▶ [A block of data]
#####

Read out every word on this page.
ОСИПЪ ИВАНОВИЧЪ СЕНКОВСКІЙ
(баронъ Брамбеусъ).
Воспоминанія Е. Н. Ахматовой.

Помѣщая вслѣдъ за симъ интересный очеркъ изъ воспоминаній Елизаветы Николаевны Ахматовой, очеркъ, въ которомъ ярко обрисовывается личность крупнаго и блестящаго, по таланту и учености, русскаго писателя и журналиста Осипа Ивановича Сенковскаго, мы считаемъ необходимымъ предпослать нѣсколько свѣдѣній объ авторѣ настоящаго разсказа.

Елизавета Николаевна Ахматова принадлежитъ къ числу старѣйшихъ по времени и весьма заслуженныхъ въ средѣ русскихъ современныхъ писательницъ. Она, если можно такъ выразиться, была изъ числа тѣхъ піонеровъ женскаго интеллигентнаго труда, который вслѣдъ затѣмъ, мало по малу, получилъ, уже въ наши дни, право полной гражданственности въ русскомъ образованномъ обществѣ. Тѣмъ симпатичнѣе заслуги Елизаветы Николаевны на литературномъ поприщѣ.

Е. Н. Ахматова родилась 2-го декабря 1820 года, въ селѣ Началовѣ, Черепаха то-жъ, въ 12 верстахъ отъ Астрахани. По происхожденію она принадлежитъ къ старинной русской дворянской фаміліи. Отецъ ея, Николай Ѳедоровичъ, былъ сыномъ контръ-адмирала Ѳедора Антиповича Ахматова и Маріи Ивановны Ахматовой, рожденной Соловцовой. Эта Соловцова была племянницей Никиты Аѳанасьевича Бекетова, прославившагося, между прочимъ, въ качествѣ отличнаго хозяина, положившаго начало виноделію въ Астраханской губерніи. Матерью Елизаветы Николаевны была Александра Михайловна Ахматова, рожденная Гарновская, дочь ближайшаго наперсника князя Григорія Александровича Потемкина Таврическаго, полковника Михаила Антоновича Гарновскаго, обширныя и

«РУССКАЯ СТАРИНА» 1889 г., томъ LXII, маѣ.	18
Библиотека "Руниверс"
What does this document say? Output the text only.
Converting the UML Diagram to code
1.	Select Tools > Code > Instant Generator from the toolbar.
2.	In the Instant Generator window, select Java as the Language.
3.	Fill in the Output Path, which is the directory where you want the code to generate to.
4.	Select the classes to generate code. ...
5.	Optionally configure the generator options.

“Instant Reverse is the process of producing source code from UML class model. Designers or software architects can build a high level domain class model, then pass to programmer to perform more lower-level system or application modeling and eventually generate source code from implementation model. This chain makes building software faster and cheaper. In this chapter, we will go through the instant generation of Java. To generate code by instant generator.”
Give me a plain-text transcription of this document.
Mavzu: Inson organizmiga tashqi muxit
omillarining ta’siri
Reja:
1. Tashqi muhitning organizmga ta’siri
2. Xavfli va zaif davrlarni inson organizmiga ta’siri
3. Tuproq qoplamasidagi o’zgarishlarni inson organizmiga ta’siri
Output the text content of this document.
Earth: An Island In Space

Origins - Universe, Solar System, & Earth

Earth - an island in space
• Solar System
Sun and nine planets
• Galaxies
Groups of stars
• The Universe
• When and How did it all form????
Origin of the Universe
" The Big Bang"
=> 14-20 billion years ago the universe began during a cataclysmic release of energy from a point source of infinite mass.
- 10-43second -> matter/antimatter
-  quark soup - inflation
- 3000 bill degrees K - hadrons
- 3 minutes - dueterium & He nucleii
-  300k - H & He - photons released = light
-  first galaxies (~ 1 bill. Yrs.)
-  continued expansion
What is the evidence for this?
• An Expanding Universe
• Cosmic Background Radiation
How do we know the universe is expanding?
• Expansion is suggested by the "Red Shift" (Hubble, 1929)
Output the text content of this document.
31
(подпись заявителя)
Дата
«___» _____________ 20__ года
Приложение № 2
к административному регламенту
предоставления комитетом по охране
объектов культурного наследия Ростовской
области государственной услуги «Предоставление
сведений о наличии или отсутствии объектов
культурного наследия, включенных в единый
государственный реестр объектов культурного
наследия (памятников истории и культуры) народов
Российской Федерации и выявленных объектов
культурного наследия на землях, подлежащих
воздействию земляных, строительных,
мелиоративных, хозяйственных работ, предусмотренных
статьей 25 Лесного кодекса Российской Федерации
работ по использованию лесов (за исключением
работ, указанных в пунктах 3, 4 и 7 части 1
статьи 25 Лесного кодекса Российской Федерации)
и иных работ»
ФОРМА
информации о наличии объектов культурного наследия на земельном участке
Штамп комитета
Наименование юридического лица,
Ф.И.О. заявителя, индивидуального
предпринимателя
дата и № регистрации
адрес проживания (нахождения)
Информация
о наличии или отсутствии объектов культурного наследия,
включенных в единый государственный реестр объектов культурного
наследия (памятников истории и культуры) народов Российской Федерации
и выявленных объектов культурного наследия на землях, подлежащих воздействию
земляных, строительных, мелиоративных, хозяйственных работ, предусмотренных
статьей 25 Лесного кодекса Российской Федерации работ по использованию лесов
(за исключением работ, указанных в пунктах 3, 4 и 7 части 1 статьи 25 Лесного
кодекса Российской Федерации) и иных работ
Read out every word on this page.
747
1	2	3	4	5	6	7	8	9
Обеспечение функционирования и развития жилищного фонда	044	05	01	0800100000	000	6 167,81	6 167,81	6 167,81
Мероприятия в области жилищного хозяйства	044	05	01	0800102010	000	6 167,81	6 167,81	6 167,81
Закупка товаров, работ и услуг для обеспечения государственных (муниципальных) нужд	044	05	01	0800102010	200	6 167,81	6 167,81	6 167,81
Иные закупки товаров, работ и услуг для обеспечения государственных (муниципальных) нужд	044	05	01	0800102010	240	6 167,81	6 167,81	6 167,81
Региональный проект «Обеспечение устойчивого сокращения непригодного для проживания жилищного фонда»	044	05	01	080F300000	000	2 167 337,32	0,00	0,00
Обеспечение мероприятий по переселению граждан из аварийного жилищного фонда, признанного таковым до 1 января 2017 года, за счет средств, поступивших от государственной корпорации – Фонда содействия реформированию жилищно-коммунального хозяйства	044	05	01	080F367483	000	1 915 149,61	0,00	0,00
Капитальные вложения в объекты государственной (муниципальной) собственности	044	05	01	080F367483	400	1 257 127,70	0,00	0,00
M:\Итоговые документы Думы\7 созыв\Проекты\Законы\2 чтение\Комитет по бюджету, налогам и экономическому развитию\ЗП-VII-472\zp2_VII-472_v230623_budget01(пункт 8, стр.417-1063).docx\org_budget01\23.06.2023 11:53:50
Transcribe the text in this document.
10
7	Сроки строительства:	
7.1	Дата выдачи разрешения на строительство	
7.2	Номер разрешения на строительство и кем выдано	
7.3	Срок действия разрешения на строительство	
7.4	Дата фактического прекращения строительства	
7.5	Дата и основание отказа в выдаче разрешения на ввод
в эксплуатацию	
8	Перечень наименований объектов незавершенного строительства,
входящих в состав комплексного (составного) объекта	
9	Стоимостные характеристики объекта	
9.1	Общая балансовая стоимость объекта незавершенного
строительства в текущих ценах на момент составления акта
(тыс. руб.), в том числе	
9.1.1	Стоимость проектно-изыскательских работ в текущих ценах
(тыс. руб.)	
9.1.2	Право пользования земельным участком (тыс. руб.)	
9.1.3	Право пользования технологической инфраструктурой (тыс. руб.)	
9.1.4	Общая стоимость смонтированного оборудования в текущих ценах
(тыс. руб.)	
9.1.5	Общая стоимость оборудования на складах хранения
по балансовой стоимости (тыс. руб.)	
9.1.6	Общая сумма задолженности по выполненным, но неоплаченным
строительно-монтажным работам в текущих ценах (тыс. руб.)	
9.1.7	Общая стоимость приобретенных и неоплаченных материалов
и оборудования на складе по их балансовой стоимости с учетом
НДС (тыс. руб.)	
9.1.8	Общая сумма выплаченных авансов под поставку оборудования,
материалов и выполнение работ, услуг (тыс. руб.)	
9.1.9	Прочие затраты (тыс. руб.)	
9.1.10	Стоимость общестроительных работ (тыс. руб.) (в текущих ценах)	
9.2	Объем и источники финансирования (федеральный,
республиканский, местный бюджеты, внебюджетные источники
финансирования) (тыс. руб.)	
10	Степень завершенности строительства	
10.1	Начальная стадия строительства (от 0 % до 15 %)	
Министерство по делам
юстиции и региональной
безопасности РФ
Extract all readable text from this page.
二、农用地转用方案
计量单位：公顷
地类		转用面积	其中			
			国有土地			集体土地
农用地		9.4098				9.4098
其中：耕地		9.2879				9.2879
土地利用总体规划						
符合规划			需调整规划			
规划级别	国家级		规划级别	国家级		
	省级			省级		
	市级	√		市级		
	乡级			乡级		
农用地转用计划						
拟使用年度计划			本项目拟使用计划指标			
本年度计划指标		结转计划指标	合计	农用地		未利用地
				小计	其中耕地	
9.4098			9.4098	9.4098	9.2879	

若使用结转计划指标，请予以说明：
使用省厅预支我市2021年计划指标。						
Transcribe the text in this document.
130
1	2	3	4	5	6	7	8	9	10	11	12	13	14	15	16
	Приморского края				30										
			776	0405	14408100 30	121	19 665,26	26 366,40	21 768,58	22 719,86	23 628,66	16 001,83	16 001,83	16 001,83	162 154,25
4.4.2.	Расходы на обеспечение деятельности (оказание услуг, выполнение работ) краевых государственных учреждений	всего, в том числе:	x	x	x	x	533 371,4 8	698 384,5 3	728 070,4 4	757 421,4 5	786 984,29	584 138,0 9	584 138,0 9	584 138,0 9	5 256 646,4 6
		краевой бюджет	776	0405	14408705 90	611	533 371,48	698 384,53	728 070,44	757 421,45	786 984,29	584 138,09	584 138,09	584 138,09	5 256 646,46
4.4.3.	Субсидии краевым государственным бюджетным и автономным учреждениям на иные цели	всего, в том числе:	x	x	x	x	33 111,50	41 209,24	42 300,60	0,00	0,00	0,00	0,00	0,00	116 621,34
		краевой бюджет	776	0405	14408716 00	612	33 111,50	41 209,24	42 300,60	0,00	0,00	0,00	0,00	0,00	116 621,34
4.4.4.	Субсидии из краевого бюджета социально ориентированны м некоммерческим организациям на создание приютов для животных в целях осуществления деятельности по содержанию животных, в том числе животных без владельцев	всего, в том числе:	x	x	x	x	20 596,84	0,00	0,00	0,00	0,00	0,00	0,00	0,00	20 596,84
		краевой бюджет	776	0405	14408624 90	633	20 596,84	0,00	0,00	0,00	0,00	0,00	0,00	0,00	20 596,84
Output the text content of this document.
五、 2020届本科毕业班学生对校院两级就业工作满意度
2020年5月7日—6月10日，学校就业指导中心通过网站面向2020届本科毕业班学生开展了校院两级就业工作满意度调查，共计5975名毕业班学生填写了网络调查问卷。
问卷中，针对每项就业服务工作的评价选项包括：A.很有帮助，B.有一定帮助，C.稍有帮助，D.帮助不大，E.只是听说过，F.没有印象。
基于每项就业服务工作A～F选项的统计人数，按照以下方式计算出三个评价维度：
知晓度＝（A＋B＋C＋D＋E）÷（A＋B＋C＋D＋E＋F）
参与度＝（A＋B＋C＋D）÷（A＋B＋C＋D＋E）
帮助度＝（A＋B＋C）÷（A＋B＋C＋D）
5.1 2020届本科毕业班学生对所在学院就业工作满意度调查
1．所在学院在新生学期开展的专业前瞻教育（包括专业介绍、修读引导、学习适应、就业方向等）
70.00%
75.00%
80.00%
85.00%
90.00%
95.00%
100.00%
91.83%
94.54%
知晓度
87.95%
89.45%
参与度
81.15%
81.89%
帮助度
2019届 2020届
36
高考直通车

#####

▶ [What the exercise asks] Locate the word "жилищного" in the entries, and copy every line where it is found.

▶ [The response]
Обеспечение функционирования и развития жилищного фонда	044	05	01	0800100000	000	6 167,81	6 167,81	6 167,81
Мероприятия в области жилищного хозяйства	044	05	01	0800102010	000	6 167,81	6 167,81	6 167,81
Региональный проект «Обеспечение устойчивого сокращения непригодного для проживания жилищного фонда»	044	05	01	080F300000	000	2 167 337,32	0,00	0,00
Обеспечение мероприятий по переселению граждан из аварийного жилищного фонда, признанного таковым до 1 января 2017 года, за счет средств, поступивших от государственной корпорации – Фонда содействия реформированию жилищно-коммунального хозяйства	044	05	01	080F367483	000	1 915 149,61	0,00	0,00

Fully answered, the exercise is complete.